* INSTRUCTIONS TO FOLLOW:
Where a line below holds the string "title", copy that line.

* EXERCISE DATA:
:::::

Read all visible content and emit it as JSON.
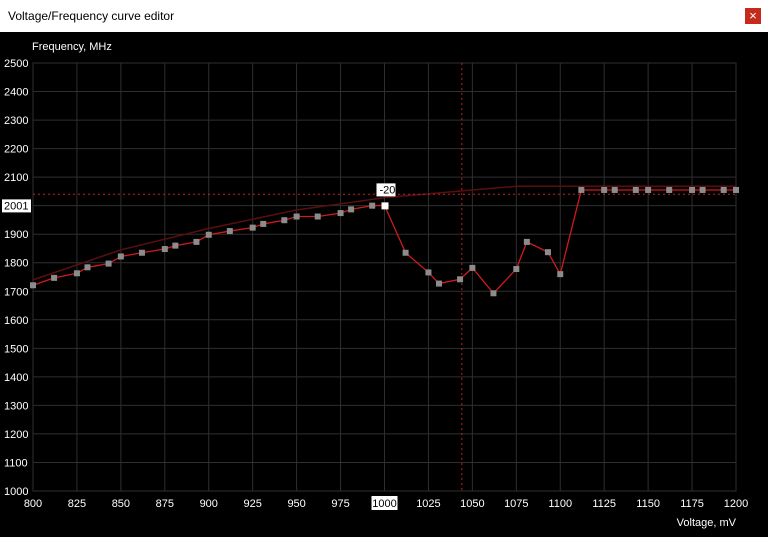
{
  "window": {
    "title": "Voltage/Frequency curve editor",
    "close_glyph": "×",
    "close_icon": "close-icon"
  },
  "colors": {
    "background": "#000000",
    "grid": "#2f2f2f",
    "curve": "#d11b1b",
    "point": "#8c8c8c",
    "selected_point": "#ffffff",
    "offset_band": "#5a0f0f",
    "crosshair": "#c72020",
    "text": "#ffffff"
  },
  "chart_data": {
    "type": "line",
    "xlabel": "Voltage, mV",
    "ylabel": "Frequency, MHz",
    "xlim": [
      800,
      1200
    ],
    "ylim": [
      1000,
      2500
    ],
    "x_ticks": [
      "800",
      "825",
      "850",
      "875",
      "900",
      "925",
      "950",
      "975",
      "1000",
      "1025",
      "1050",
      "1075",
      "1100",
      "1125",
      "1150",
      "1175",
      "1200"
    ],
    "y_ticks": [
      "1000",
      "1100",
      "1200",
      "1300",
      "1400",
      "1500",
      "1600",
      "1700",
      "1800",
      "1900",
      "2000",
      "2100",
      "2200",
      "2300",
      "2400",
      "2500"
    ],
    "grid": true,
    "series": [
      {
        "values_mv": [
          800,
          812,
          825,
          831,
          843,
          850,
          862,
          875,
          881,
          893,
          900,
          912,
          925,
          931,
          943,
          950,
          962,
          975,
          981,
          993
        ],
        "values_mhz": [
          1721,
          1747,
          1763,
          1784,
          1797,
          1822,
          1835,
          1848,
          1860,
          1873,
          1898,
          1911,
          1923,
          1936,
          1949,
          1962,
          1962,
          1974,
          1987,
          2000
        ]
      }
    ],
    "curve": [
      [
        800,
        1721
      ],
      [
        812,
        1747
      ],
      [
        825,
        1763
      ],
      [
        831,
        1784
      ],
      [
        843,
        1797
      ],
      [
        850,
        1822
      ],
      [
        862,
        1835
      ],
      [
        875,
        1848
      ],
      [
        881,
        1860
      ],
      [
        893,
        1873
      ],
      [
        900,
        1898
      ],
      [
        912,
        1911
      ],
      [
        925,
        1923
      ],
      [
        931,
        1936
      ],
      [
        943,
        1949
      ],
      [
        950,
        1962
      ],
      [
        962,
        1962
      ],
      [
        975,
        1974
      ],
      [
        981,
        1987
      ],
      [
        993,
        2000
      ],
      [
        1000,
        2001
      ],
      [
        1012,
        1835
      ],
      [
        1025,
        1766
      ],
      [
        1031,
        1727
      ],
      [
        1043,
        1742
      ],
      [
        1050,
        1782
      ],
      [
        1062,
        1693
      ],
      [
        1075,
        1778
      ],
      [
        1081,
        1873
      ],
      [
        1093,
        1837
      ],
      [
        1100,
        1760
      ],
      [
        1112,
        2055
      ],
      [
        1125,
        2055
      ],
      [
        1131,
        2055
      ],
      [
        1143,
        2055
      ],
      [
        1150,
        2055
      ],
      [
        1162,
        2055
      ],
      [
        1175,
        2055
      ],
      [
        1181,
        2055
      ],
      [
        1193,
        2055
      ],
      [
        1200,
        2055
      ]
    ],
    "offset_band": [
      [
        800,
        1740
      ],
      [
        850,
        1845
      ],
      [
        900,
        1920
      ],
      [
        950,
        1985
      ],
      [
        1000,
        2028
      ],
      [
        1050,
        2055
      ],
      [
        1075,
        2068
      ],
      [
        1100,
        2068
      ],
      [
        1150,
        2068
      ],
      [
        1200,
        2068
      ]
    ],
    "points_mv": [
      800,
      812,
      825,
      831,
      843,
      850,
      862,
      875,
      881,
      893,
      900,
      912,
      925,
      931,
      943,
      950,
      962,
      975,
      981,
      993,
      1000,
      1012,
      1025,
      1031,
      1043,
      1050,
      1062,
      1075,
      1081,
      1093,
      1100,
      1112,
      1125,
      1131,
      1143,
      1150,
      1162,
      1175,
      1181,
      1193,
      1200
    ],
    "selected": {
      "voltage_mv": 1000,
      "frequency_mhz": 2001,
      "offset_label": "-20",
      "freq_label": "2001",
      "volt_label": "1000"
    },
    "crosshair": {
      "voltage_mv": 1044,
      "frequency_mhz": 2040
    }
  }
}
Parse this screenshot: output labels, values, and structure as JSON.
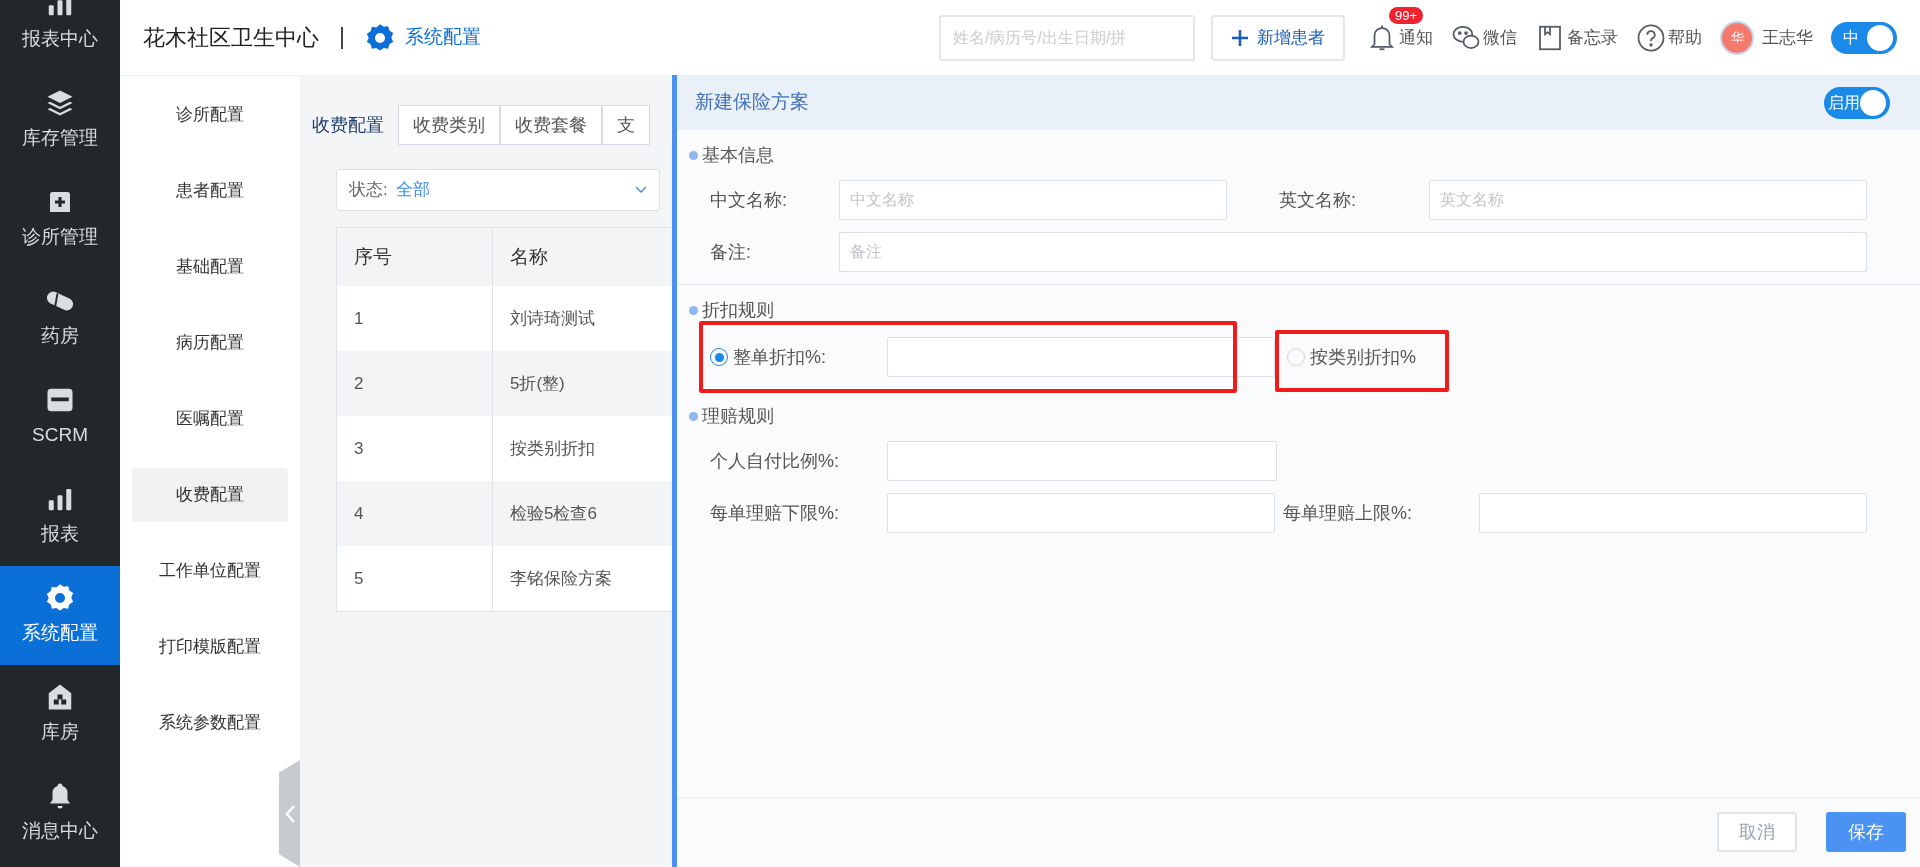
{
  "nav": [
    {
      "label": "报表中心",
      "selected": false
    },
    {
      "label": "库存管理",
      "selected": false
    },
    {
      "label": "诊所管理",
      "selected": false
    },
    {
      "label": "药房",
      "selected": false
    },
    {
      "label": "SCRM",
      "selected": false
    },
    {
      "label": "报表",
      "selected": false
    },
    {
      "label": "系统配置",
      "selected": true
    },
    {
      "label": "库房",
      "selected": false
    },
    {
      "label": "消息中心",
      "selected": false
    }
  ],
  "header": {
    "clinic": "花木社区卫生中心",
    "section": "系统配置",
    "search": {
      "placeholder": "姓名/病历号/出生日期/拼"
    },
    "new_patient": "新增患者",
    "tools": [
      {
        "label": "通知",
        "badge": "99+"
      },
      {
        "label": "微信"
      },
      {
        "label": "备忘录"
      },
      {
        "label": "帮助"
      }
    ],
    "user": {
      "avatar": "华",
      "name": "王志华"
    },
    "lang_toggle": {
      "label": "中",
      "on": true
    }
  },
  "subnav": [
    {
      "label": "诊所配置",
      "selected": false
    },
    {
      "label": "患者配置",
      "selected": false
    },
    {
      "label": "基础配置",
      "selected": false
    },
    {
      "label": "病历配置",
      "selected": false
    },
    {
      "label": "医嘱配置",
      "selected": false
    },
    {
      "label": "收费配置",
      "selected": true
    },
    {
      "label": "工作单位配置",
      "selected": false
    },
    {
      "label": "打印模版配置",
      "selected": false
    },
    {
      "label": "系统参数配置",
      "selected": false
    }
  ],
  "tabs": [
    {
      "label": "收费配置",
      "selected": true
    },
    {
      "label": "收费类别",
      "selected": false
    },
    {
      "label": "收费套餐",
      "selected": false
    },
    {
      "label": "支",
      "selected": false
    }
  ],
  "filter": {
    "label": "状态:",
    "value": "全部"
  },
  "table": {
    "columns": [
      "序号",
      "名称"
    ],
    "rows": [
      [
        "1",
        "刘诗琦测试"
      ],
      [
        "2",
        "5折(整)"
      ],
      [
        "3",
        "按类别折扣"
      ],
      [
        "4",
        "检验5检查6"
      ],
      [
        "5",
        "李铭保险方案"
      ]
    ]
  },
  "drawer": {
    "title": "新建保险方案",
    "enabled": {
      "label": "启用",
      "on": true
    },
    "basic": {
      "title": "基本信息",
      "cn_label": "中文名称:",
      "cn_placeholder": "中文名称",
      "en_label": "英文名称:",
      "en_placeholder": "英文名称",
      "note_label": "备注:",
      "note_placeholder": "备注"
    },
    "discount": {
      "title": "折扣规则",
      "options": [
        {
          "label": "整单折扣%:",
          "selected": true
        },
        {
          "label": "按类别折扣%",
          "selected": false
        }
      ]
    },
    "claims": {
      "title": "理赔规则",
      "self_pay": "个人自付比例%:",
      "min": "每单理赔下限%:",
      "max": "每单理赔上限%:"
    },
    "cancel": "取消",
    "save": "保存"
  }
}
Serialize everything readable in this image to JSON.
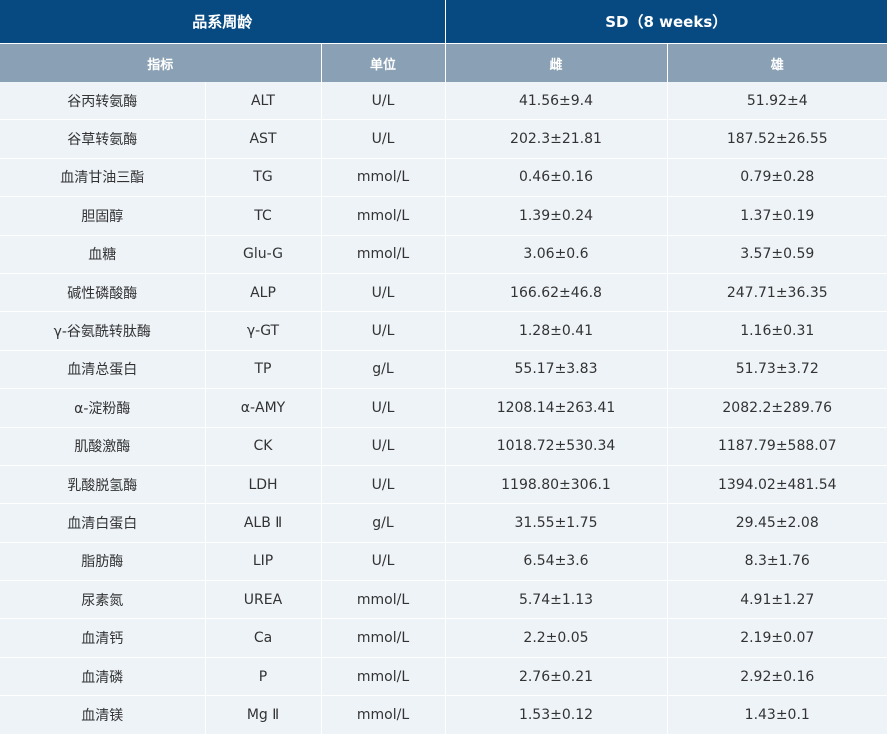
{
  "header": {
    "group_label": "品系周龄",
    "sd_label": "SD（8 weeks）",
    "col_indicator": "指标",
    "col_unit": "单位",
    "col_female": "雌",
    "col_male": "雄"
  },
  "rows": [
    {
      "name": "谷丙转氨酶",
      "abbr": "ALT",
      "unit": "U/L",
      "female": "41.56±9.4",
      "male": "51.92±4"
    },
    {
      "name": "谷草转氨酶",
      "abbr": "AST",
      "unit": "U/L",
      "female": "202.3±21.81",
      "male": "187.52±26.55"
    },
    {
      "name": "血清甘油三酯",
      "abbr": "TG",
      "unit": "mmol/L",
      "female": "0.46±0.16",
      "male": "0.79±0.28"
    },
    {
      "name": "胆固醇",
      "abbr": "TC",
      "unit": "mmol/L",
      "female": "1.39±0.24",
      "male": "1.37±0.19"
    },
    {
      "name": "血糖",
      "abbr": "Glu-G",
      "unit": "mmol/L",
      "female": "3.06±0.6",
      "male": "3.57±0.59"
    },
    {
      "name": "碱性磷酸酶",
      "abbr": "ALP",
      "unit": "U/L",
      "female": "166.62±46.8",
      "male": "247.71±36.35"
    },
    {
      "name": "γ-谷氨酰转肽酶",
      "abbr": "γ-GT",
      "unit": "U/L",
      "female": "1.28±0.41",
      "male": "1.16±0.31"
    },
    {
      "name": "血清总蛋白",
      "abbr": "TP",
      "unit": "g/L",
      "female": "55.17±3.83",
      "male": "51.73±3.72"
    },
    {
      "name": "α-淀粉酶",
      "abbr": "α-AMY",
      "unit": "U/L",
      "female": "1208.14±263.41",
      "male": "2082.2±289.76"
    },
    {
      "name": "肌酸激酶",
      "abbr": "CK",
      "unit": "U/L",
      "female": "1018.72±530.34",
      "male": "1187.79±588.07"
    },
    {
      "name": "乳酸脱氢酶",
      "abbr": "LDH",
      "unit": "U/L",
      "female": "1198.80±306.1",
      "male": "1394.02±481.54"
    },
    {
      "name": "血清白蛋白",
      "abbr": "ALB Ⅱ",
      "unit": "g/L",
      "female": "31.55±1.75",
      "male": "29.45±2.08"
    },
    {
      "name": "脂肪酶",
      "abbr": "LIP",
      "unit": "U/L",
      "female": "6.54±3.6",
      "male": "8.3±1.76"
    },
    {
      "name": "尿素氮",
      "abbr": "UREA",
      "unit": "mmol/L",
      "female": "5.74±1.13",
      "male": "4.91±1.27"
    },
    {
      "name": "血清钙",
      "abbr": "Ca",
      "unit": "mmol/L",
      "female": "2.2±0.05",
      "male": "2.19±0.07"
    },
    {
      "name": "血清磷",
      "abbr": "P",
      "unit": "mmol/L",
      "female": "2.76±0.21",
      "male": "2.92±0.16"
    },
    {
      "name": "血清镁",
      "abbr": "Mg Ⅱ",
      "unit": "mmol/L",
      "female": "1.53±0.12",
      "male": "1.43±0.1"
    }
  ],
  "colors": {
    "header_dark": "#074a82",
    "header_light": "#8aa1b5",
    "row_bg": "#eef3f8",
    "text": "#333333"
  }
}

:::::

* TASK OUTPUT:
    "title": "Voltage/Frequency curve editor",
    "title": "新建保险方案",
      "title": "基本信息",
      "title": "折扣规则",
      "title": "理赔规则",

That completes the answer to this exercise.